Transcribe the passage of the Betty Crocker article that begins with the words "The first woman" and ends with "had to say.".

** BEGIN Document **

Your Friendly Neighborhood Home Economist
Betty Crocker, Aunt Sammy, and selling Culinary Authority in the 1920s
In the 1920s, the two most popular people in American culinary culture were both imaginary, one created by a consumer food packager and the other by a federal bureau of research and communications. You probably already know about the former: Betty Crocker first appeared in 1921 following a contest in the Saturday Evening Post (best known for its iconic covers by Norman Rockwell) inciting readers to complete a puzzle in order to win a prize from the Washburn Crosby Company (later known as General Mills). Her identity was part-fact, part-fantasy: her surname came from the company’s former director, William Crocker, while “Betty” was selected as a wholesome, all-American name. Crocker gained a voice before she had a face: a friendly, warm tone that reached through The Cooking School of the Air via the Minneapolis radio station WCCO. But Crocker was a composite creation of the home economists working for the company, ensuring that what General Mills shared spoke directly to ordinary women—their interests, anxieties, and unidentified needs.
The first woman to voice Crocker on the radio was Marjorie Child Husted, who earned her degree in German and home economics from the University of Minnesota and directed Washburn Crosby’s home service department. Yet Husted never put herself at the forefront of the radio program, instead promoting Crocker as a mouthpiece for the company’s on-staff authority to the broader public. As Husted put it in 1948, in an article in the Journal of Home Economics titled “Would You Like More Recognition?”, her savvy was not in promoting herself, but in promoting the broader cause of home economics. “If you would really like more recognition for home economics,” she wrote, '“learn the ‘what,’ ‘how,’ and ‘when of public relations.” How home economists talked, it seemed, was even more important than what they had to say.

** END Document **
** BEGIN Record excerpts **

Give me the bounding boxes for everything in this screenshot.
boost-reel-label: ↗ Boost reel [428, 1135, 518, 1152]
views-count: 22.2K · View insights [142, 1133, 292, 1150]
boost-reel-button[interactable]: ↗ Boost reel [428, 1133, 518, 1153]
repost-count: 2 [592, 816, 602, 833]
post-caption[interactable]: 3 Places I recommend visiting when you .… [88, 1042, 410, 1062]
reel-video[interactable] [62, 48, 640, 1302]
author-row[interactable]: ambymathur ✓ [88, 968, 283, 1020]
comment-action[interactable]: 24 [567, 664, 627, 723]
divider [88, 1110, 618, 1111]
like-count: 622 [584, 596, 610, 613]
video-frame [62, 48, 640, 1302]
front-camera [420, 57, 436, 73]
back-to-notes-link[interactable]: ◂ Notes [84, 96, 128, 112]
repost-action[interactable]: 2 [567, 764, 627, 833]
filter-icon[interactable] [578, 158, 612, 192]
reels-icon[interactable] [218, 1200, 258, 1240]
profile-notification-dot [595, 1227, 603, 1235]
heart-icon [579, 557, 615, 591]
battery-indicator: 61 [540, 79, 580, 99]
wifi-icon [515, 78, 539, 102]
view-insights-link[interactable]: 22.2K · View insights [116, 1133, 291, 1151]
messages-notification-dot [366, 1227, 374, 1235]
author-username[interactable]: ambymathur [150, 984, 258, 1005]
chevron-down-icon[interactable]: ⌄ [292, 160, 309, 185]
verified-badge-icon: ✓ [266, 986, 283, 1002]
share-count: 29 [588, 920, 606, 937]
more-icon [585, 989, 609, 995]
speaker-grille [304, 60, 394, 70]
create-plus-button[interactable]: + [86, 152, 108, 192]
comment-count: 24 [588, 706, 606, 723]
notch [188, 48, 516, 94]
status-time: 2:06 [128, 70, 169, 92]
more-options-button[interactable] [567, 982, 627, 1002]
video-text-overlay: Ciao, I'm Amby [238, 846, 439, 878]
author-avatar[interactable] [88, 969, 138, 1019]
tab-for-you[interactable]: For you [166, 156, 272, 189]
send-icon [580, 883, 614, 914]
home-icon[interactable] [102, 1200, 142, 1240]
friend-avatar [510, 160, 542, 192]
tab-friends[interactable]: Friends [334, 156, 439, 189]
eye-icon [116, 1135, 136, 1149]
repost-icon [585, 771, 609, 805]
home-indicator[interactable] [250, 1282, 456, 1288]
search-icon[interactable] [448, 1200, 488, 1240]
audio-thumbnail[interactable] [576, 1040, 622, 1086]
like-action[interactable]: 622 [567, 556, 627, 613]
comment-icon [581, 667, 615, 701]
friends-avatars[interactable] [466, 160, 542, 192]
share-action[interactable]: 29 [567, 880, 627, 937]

** END Record excerpts **

Full answer
The first woman to voice Crocker on the radio was Marjorie Child Husted, who earned her degree in German and home economics from the University of Minnesota and directed Washburn Crosby’s home service department. Yet Husted never put herself at the forefront of the radio program, instead promoting Crocker as a mouthpiece for the company’s on-staff authority to the broader public. As Husted put it in 1948, in an article in the Journal of Home Economics titled “Would You Like More Recognition?”, her savvy was not in promoting herself, but in promoting the broader cause of home economics. “If you would really like more recognition for home economics,” she wrote, '“learn the ‘what,’ ‘how,’ and ‘when of public relations.” How home economists talked, it seemed, was even more important than what they had to say.